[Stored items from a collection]

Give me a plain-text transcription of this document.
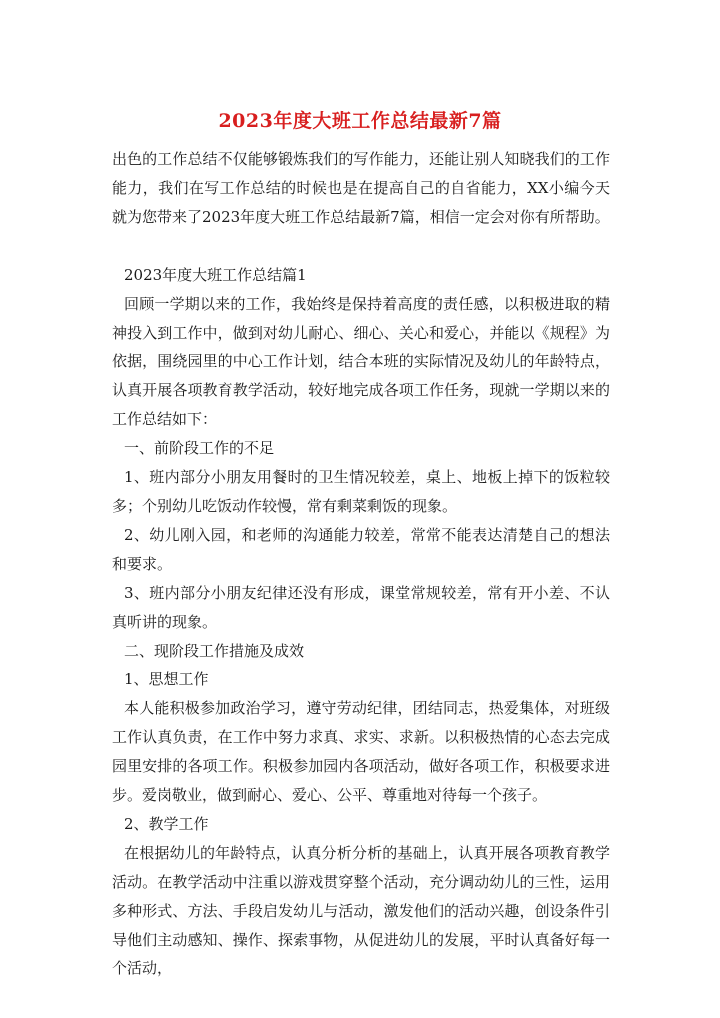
2023年度大班工作总结最新7篇

出色的工作总结不仅能够锻炼我们的写作能力，还能让别人知晓我们的工作能力，我们在写工作总结的时候也是在提高自己的自省能力，XX小编今天就为您带来了2023年度大班工作总结最新7篇，相信一定会对你有所帮助。

2023年度大班工作总结篇1

回顾一学期以来的工作，我始终是保持着高度的责任感，以积极进取的精神投入到工作中，做到对幼儿耐心、细心、关心和爱心，并能以《规程》为依据，围绕园里的中心工作计划，结合本班的实际情况及幼儿的年龄特点，认真开展各项教育教学活动，较好地完成各项工作任务，现就一学期以来的工作总结如下：

一、前阶段工作的不足

1、班内部分小朋友用餐时的卫生情况较差，桌上、地板上掉下的饭粒较多；个别幼儿吃饭动作较慢，常有剩菜剩饭的现象。

2、幼儿刚入园，和老师的沟通能力较差，常常不能表达清楚自己的想法和要求。

3、班内部分小朋友纪律还没有形成，课堂常规较差，常有开小差、不认真听讲的现象。

二、现阶段工作措施及成效

1、思想工作

本人能积极参加政治学习，遵守劳动纪律，团结同志，热爱集体，对班级工作认真负责，在工作中努力求真、求实、求新。以积极热情的心态去完成园里安排的各项工作。积极参加园内各项活动，做好各项工作，积极要求进步。爱岗敬业，做到耐心、爱心、公平、尊重地对待每一个孩子。

2、教学工作

在根据幼儿的年龄特点，认真分析分析的基础上，认真开展各项教育教学活动。在教学活动中注重以游戏贯穿整个活动，充分调动幼儿的三性，运用多种形式、方法、手段启发幼儿与活动，激发他们的活动兴趣，创设条件引导他们主动感知、操作、探索事物，从促进幼儿的发展，平时认真备好每一个活动，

## Work to be completed
Reproduce the data above in full, exactly as it is, with the pictures left out.

## Solution for this task
Give me a plain-text transcription of this document.
2023年度大班工作总结最新7篇

出色的工作总结不仅能够锻炼我们的写作能力，还能让别人知晓我们的工作能力，我们在写工作总结的时候也是在提高自己的自省能力，XX小编今天就为您带来了2023年度大班工作总结最新7篇，相信一定会对你有所帮助。

2023年度大班工作总结篇1

回顾一学期以来的工作，我始终是保持着高度的责任感，以积极进取的精神投入到工作中，做到对幼儿耐心、细心、关心和爱心，并能以《规程》为依据，围绕园里的中心工作计划，结合本班的实际情况及幼儿的年龄特点，认真开展各项教育教学活动，较好地完成各项工作任务，现就一学期以来的工作总结如下：

一、前阶段工作的不足

1、班内部分小朋友用餐时的卫生情况较差，桌上、地板上掉下的饭粒较多；个别幼儿吃饭动作较慢，常有剩菜剩饭的现象。

2、幼儿刚入园，和老师的沟通能力较差，常常不能表达清楚自己的想法和要求。

3、班内部分小朋友纪律还没有形成，课堂常规较差，常有开小差、不认真听讲的现象。

二、现阶段工作措施及成效

1、思想工作

本人能积极参加政治学习，遵守劳动纪律，团结同志，热爱集体，对班级工作认真负责，在工作中努力求真、求实、求新。以积极热情的心态去完成园里安排的各项工作。积极参加园内各项活动，做好各项工作，积极要求进步。爱岗敬业，做到耐心、爱心、公平、尊重地对待每一个孩子。

2、教学工作

在根据幼儿的年龄特点，认真分析分析的基础上，认真开展各项教育教学活动。在教学活动中注重以游戏贯穿整个活动，充分调动幼儿的三性，运用多种形式、方法、手段启发幼儿与活动，激发他们的活动兴趣，创设条件引导他们主动感知、操作、探索事物，从促进幼儿的发展，平时认真备好每一个活动，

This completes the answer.